Written exercise: Transcribe the lines exactly, beginning with the one that contains "Parse this screenshot: output" and ending with the final line of the records. Do not transcribe pictures.

Data:
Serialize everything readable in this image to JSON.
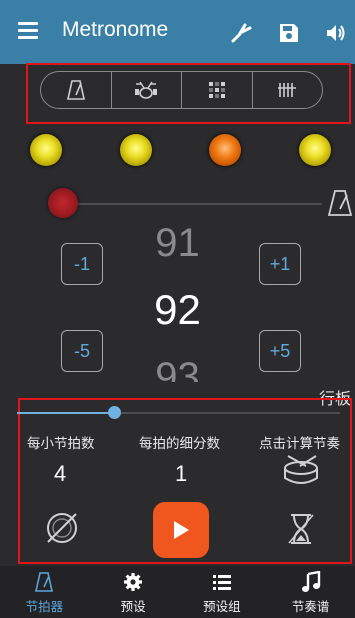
{
  "appbar": {
    "title": "Metronome",
    "menu_icon": "menu-icon",
    "actions": [
      "tuning-fork-icon",
      "save-icon",
      "volume-icon"
    ]
  },
  "mode_tabs": [
    "metronome-icon",
    "drum-kit-icon",
    "grid-pattern-icon",
    "bars-icon"
  ],
  "beat_lights": [
    "#e6dc24",
    "#e6dc24",
    "#ef7418",
    "#e6dc24"
  ],
  "tempo": {
    "previous": "91",
    "current": "92",
    "next": "93",
    "minus1": "-1",
    "plus1": "+1",
    "minus5": "-5",
    "plus5": "+5",
    "marking": "行板"
  },
  "tempo_slider": {
    "fraction": 0.3
  },
  "settings": {
    "beats_label": "每小节拍数",
    "beats_value": "4",
    "subdivision_label": "每拍的细分数",
    "subdivision_value": "1",
    "tap_label": "点击计算节奏"
  },
  "bottom_nav": [
    {
      "label": "节拍器",
      "icon": "metronome-icon",
      "active": true
    },
    {
      "label": "预设",
      "icon": "gear-icon",
      "active": false
    },
    {
      "label": "预设组",
      "icon": "list-icon",
      "active": false
    },
    {
      "label": "节奏谱",
      "icon": "music-note-icon",
      "active": false
    }
  ],
  "colors": {
    "appbar": "#3a7fa6",
    "background": "#2b2b2d",
    "accent": "#5aa6dc",
    "play": "#f0571e",
    "highlight_box": "#e1161a"
  }
}
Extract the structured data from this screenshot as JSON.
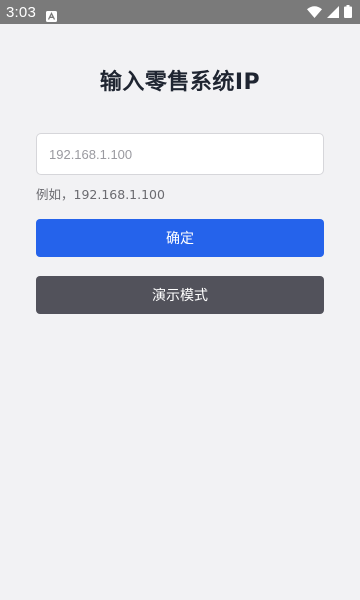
{
  "status_bar": {
    "time": "3:03",
    "notification_icon": "app-notification-icon",
    "icons": [
      "wifi-icon",
      "cellular-signal-icon",
      "battery-icon"
    ]
  },
  "title": "输入零售系统IP",
  "ip_input": {
    "value": "",
    "placeholder": "192.168.1.100"
  },
  "hint": "例如，192.168.1.100",
  "buttons": {
    "confirm_label": "确定",
    "demo_label": "演示模式"
  },
  "colors": {
    "confirm": "#2563eb",
    "demo": "#52525b",
    "background": "#f2f2f4",
    "status_bar": "#7a7a7a"
  }
}
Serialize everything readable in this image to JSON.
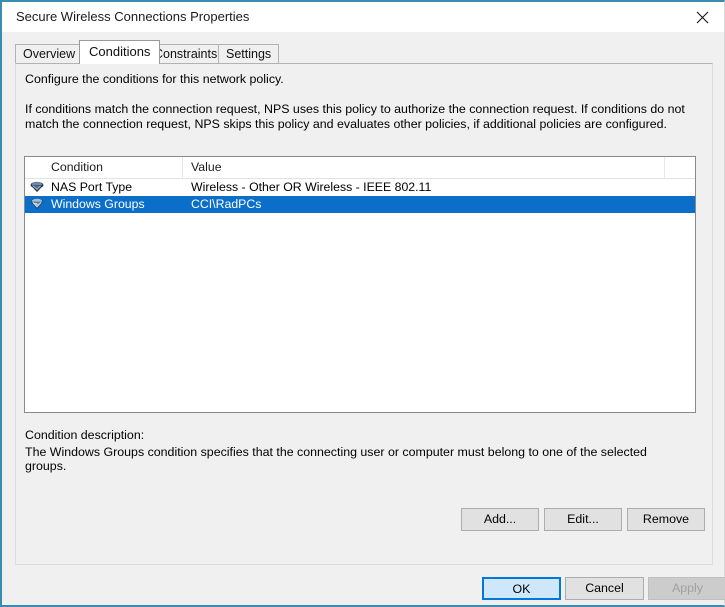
{
  "window": {
    "title": "Secure Wireless Connections Properties",
    "close_icon": "close-icon",
    "accent_border": "#3a8db0",
    "body_bg": "#f0f0f0"
  },
  "tabs": [
    {
      "label": "Overview",
      "selected": false
    },
    {
      "label": "Conditions",
      "selected": true
    },
    {
      "label": "Constraints",
      "selected": false
    },
    {
      "label": "Settings",
      "selected": false
    }
  ],
  "panel": {
    "intro_line1": "Configure the conditions for this network policy.",
    "intro_line2": "If conditions match the connection request, NPS uses this policy to authorize the connection request. If conditions do not match the connection request, NPS skips this policy and evaluates other policies, if additional policies are configured."
  },
  "list": {
    "columns": [
      "Condition",
      "Value"
    ],
    "selection_color": "#0b6fc9",
    "rows": [
      {
        "icon": "nas-port-type-icon",
        "condition": "NAS Port Type",
        "value": "Wireless - Other OR Wireless - IEEE 802.11",
        "selected": false
      },
      {
        "icon": "windows-groups-icon",
        "condition": "Windows Groups",
        "value": "CCI\\RadPCs",
        "selected": true
      }
    ]
  },
  "description": {
    "label": "Condition description:",
    "text": "The Windows Groups condition specifies that the connecting user or computer must belong to one of the selected groups."
  },
  "actions": {
    "add": "Add...",
    "edit": "Edit...",
    "remove": "Remove"
  },
  "footer": {
    "ok": "OK",
    "cancel": "Cancel",
    "apply": "Apply",
    "apply_disabled": true,
    "default_button_accent": "#0078d7"
  }
}
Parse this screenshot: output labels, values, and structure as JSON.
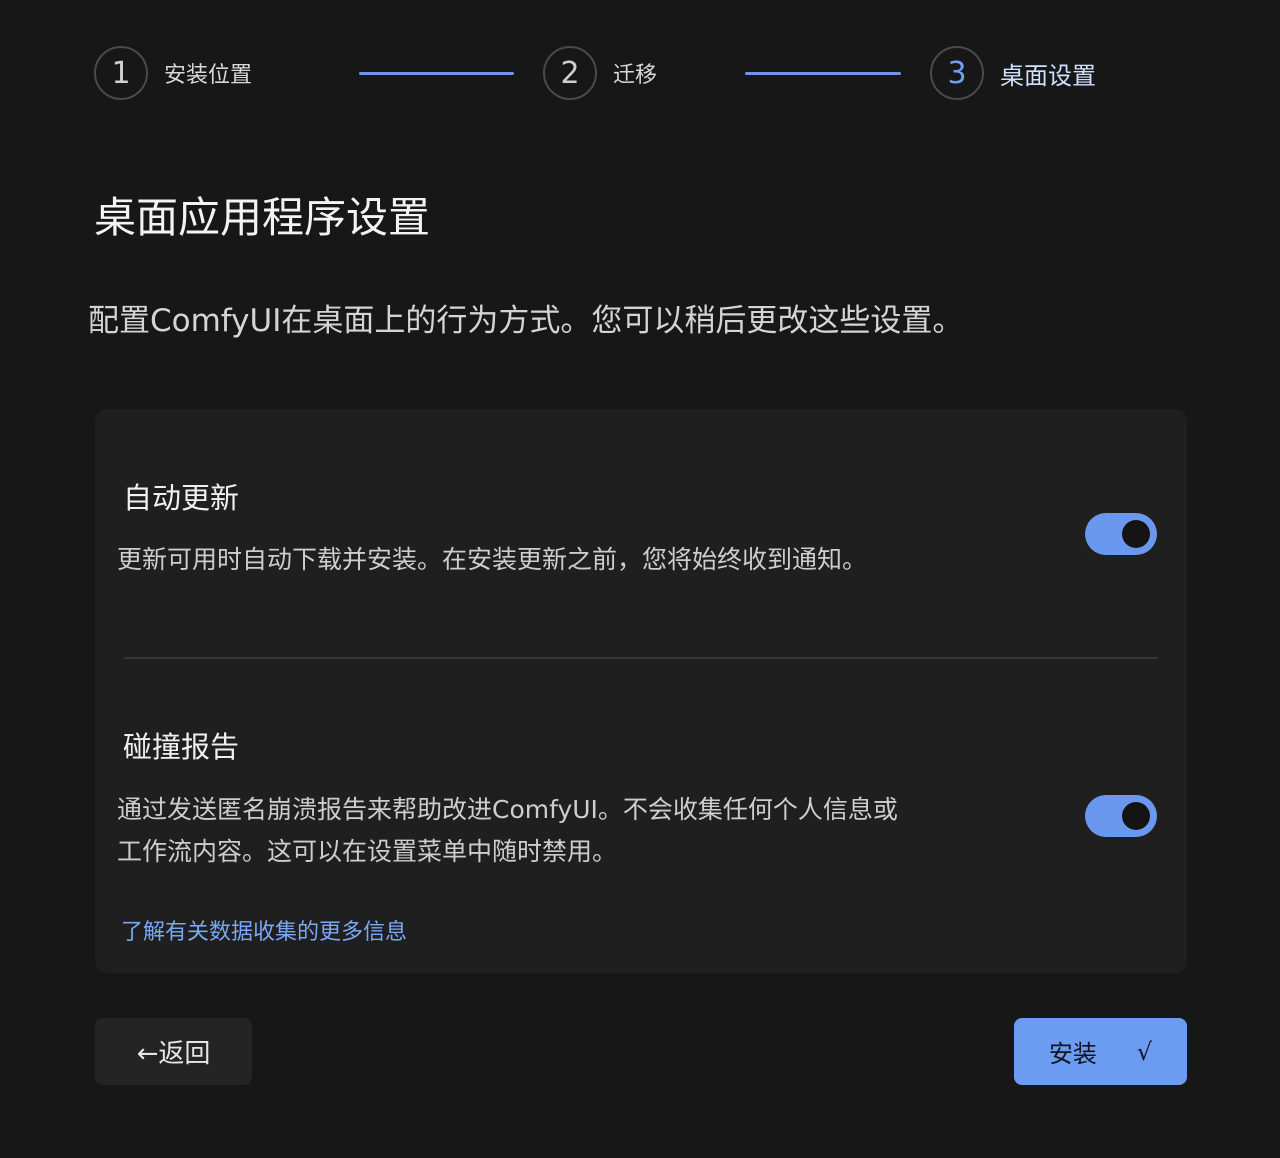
{
  "stepper": {
    "steps": [
      {
        "number": "1",
        "label": "安装位置"
      },
      {
        "number": "2",
        "label": "迁移"
      },
      {
        "number": "3",
        "label": "桌面设置"
      }
    ]
  },
  "page": {
    "title": "桌面应用程序设置",
    "description": "配置ComfyUI在桌面上的行为方式。您可以稍后更改这些设置。"
  },
  "settings": {
    "auto_update": {
      "title": "自动更新",
      "description": "更新可用时自动下载并安装。在安装更新之前，您将始终收到通知。",
      "enabled": true
    },
    "crash_report": {
      "title": "碰撞报告",
      "description_line1": "通过发送匿名崩溃报告来帮助改进ComfyUI。不会收集任何个人信息或",
      "description_line2": "工作流内容。这可以在设置菜单中随时禁用。",
      "enabled": true
    },
    "learn_more_link": "了解有关数据收集的更多信息"
  },
  "footer": {
    "back_label": "←返回",
    "install_label": "安装",
    "install_icon_glyph": "√"
  },
  "colors": {
    "accent": "#6b9cf1",
    "background": "#171717",
    "card": "#1f1f1f"
  }
}
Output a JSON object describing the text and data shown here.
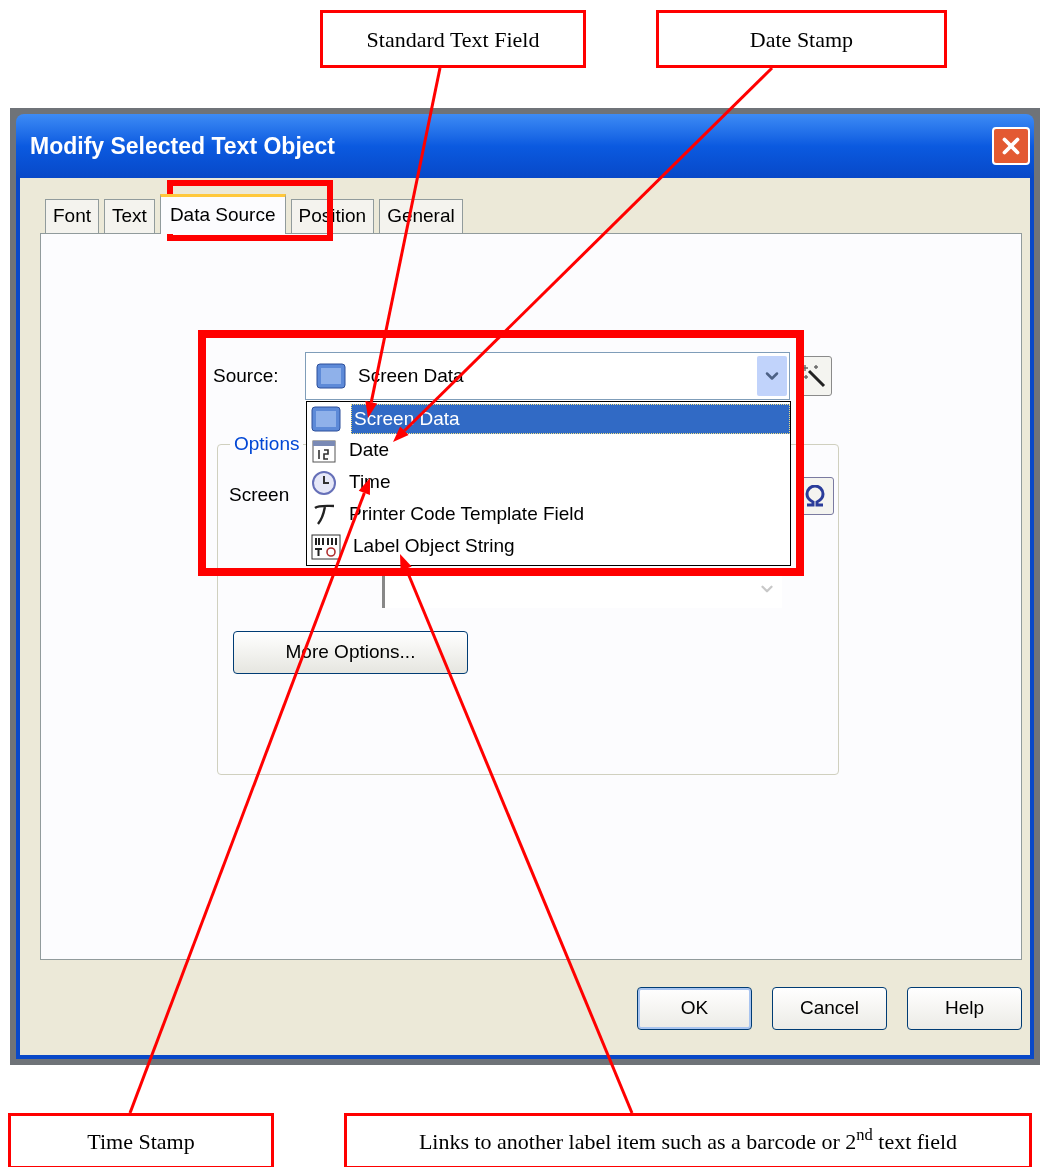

Response:
Parse this screenshot: output labels, values, and structure as JSON.
{
  "stepper": {
    "steps": [
      {
        "number": "1",
        "label": "安装位置"
      },
      {
        "number": "2",
        "label": "迁移"
      },
      {
        "number": "3",
        "label": "桌面设置"
      }
    ]
  },
  "page": {
    "title": "桌面应用程序设置",
    "description": "配置ComfyUI在桌面上的行为方式。您可以稍后更改这些设置。"
  },
  "settings": {
    "auto_update": {
      "title": "自动更新",
      "description": "更新可用时自动下载并安装。在安装更新之前，您将始终收到通知。",
      "enabled": true
    },
    "crash_report": {
      "title": "碰撞报告",
      "description_line1": "通过发送匿名崩溃报告来帮助改进ComfyUI。不会收集任何个人信息或",
      "description_line2": "工作流内容。这可以在设置菜单中随时禁用。",
      "enabled": true
    },
    "learn_more_link": "了解有关数据收集的更多信息"
  },
  "footer": {
    "back_label": "←返回",
    "install_label": "安装",
    "install_icon_glyph": "√"
  },
  "colors": {
    "accent": "#6b9cf1",
    "background": "#171717",
    "card": "#1f1f1f"
  }
}
Output a JSON object describing the text and data shown here.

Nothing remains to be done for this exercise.